* [REQUIRED TASK]:
Reproduce the items below verbatim, from their first line up to and including the line that contains "765, 674, 782]".

* [LISTING]:
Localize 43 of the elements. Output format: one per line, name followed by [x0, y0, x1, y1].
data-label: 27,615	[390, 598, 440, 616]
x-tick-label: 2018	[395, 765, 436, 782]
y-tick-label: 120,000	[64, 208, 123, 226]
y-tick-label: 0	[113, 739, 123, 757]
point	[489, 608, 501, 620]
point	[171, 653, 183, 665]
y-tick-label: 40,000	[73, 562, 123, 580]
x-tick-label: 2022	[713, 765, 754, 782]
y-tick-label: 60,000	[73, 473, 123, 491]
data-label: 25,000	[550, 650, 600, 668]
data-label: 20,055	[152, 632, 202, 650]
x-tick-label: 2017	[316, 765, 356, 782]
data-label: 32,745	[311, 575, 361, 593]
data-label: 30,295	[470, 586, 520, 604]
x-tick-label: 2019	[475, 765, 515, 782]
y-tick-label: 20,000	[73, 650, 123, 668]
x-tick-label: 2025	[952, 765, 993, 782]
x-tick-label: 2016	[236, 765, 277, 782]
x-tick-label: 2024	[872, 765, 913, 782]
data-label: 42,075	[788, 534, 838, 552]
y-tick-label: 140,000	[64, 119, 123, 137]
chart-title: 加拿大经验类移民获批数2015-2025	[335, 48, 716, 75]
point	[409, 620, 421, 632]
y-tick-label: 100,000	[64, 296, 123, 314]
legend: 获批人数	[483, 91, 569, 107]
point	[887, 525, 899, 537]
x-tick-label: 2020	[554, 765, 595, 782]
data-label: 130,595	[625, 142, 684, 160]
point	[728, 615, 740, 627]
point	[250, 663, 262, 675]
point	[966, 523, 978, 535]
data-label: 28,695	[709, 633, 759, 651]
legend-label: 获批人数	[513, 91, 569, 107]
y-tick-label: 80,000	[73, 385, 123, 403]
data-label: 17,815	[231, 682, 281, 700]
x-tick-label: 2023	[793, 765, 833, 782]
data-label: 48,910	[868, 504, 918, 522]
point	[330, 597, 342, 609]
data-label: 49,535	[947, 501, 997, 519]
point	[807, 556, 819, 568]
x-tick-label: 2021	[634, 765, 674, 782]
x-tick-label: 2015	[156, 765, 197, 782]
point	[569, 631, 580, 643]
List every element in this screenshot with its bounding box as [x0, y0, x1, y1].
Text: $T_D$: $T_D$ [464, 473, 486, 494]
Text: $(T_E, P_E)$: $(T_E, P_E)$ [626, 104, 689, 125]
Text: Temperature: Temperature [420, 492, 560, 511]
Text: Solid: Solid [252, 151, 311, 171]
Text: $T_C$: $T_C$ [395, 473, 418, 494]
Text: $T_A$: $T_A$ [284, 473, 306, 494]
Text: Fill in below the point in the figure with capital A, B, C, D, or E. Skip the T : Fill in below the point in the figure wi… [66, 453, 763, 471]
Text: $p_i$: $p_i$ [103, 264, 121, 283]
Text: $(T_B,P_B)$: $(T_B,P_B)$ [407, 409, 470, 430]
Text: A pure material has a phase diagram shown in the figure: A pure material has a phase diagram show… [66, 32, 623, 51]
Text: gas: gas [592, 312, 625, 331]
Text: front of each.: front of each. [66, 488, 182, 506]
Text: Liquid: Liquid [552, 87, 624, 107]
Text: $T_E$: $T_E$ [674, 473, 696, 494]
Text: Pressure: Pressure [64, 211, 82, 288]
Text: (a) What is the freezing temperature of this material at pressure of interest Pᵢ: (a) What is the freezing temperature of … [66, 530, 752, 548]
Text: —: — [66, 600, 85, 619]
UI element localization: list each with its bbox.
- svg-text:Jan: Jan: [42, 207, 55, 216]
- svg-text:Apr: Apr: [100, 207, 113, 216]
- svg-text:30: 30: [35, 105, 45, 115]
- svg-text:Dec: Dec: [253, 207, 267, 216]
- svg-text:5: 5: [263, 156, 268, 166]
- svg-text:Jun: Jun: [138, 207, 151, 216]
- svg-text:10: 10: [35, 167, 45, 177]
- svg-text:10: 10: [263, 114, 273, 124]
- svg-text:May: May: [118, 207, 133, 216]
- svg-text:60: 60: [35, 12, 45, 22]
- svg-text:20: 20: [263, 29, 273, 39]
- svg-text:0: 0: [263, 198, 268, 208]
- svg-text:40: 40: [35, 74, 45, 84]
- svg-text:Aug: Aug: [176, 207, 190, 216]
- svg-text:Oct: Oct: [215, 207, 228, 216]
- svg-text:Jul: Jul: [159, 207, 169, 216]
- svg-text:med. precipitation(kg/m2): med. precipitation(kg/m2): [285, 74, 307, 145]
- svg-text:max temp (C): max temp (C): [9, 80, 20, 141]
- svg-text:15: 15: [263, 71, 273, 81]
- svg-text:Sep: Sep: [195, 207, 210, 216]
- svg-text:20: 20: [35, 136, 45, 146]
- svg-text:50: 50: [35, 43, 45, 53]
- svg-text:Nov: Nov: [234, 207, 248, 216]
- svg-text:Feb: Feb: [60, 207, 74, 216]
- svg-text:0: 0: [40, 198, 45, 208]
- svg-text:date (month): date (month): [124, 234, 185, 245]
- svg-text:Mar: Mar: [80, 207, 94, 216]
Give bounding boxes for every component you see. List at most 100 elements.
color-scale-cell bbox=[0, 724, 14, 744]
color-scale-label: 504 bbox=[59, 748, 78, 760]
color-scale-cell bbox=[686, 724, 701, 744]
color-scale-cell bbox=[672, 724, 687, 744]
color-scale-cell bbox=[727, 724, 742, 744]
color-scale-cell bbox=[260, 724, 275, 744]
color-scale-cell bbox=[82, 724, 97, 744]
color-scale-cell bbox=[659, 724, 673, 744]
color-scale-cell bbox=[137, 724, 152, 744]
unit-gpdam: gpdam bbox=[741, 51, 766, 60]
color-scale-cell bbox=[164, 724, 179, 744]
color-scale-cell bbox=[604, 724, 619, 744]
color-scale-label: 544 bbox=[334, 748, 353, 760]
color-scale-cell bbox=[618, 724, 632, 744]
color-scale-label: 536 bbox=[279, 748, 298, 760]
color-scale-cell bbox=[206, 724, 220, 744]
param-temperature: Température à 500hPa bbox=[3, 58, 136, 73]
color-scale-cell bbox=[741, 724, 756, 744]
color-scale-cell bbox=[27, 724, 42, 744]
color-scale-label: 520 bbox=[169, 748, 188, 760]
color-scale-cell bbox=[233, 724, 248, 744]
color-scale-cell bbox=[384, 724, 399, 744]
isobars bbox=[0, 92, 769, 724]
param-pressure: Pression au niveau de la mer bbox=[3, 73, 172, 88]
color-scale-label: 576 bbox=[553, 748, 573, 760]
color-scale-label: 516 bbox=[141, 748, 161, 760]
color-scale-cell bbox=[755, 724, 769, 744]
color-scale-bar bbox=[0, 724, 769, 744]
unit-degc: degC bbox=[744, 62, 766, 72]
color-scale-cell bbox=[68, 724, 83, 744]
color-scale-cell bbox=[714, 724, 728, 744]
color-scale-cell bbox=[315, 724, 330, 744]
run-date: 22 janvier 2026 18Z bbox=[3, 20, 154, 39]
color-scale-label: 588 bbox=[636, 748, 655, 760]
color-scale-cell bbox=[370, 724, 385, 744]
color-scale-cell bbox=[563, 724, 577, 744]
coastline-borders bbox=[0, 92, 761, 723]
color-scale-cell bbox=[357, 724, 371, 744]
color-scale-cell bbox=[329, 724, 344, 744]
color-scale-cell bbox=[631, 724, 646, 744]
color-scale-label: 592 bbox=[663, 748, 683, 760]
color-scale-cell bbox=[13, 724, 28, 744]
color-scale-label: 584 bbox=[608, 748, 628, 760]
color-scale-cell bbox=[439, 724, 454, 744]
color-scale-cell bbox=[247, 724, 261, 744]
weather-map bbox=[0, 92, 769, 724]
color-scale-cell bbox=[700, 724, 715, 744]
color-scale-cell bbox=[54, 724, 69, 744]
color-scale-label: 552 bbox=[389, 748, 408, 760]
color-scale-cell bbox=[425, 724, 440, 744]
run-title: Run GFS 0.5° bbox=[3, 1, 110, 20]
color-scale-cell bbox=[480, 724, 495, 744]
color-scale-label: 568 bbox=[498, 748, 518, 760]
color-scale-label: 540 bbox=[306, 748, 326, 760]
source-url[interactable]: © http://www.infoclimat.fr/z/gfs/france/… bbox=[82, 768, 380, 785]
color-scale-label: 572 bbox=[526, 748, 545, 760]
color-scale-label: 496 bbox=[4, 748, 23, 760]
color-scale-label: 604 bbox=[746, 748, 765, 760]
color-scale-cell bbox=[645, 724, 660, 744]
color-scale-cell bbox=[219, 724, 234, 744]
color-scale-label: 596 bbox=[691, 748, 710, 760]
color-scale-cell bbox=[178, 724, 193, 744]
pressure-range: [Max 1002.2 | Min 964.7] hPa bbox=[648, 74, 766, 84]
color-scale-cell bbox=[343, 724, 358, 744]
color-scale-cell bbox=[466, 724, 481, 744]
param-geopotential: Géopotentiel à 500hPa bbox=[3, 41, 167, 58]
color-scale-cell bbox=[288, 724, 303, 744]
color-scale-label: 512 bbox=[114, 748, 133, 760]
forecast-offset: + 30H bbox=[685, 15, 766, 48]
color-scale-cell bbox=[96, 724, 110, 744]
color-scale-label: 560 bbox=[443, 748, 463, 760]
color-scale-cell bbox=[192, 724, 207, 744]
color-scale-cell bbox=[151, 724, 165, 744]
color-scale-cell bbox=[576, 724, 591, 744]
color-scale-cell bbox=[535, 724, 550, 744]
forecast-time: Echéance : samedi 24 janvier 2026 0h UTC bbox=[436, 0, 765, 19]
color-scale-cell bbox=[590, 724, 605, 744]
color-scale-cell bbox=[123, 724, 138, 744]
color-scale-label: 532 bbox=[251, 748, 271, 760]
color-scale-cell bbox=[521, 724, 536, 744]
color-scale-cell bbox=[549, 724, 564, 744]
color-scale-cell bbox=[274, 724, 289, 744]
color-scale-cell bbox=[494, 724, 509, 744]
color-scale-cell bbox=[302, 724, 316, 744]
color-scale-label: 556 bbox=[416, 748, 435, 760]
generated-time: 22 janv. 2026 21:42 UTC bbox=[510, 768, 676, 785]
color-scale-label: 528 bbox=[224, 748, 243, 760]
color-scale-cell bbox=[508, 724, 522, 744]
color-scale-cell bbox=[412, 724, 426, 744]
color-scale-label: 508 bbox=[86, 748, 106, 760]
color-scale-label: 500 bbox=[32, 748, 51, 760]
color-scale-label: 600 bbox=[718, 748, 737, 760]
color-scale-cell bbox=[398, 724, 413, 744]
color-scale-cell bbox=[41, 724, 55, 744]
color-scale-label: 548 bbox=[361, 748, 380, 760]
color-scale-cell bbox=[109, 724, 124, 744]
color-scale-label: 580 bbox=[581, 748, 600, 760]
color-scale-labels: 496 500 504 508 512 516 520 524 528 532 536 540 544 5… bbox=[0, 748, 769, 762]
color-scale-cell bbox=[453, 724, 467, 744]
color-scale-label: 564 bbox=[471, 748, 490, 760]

* [RESPONSE]:
Localize 43 of the elements. Output format: one per line, name followed by [x0, y0, x1, y1].
data-label: 27,615	[390, 598, 440, 616]
x-tick-label: 2018	[395, 765, 436, 782]
y-tick-label: 120,000	[64, 208, 123, 226]
y-tick-label: 0	[113, 739, 123, 757]
point	[489, 608, 501, 620]
point	[171, 653, 183, 665]
y-tick-label: 40,000	[73, 562, 123, 580]
x-tick-label: 2022	[713, 765, 754, 782]
y-tick-label: 60,000	[73, 473, 123, 491]
data-label: 25,000	[550, 650, 600, 668]
data-label: 20,055	[152, 632, 202, 650]
x-tick-label: 2017	[316, 765, 356, 782]
data-label: 32,745	[311, 575, 361, 593]
data-label: 30,295	[470, 586, 520, 604]
x-tick-label: 2019	[475, 765, 515, 782]
y-tick-label: 20,000	[73, 650, 123, 668]
x-tick-label: 2025	[952, 765, 993, 782]
x-tick-label: 2016	[236, 765, 277, 782]
x-tick-label: 2024	[872, 765, 913, 782]
data-label: 42,075	[788, 534, 838, 552]
y-tick-label: 140,000	[64, 119, 123, 137]
chart-title: 加拿大经验类移民获批数2015-2025	[335, 48, 716, 75]
point	[409, 620, 421, 632]
y-tick-label: 100,000	[64, 296, 123, 314]
legend: 获批人数	[483, 91, 569, 107]
point	[887, 525, 899, 537]
x-tick-label: 2020	[554, 765, 595, 782]
data-label: 130,595	[625, 142, 684, 160]
point	[728, 615, 740, 627]
point	[250, 663, 262, 675]
point	[966, 523, 978, 535]
data-label: 28,695	[709, 633, 759, 651]
legend-label: 获批人数	[513, 91, 569, 107]
y-tick-label: 80,000	[73, 385, 123, 403]
data-label: 17,815	[231, 682, 281, 700]
x-tick-label: 2023	[793, 765, 833, 782]
data-label: 48,910	[868, 504, 918, 522]
point	[330, 597, 342, 609]
data-label: 49,535	[947, 501, 997, 519]
point	[807, 556, 819, 568]
x-tick-label: 2021	[634, 765, 674, 782]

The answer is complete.